— Start —

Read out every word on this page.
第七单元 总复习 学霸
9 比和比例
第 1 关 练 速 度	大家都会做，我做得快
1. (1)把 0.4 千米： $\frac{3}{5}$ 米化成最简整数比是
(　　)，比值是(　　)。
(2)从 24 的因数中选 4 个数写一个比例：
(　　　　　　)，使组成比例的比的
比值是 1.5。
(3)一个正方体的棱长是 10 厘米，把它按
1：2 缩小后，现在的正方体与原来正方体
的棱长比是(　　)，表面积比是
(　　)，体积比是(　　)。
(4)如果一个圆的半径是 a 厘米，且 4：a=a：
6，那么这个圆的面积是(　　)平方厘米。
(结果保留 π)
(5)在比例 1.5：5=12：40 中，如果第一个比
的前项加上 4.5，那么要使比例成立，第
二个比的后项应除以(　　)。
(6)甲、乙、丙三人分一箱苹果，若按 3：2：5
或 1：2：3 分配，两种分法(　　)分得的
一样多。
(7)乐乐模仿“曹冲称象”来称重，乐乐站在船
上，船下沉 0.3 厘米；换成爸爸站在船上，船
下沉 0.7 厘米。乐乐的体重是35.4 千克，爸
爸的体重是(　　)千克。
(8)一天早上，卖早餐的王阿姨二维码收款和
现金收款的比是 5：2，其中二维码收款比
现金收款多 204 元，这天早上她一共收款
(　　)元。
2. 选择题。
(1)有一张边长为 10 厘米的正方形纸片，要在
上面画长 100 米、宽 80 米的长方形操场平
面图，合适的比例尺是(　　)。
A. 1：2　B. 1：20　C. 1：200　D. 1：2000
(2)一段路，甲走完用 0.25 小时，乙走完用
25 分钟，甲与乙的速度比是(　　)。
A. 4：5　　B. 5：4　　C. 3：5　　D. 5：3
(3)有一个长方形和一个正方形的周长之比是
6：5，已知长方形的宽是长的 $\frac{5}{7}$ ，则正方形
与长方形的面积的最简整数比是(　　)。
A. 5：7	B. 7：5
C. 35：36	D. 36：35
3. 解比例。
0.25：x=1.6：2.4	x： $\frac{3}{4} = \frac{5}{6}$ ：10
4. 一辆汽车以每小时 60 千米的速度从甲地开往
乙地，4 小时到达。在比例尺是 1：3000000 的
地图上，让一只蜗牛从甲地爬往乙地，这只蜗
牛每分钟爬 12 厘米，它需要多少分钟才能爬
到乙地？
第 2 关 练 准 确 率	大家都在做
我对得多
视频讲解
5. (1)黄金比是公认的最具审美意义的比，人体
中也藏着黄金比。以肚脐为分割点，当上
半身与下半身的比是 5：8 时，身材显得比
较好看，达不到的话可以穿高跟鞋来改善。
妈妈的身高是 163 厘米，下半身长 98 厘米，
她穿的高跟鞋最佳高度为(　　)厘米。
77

— End —

# [Your instructions]
From the data above, work out how many lines contain the string "frac" and reply with only the number.

# [The result]
3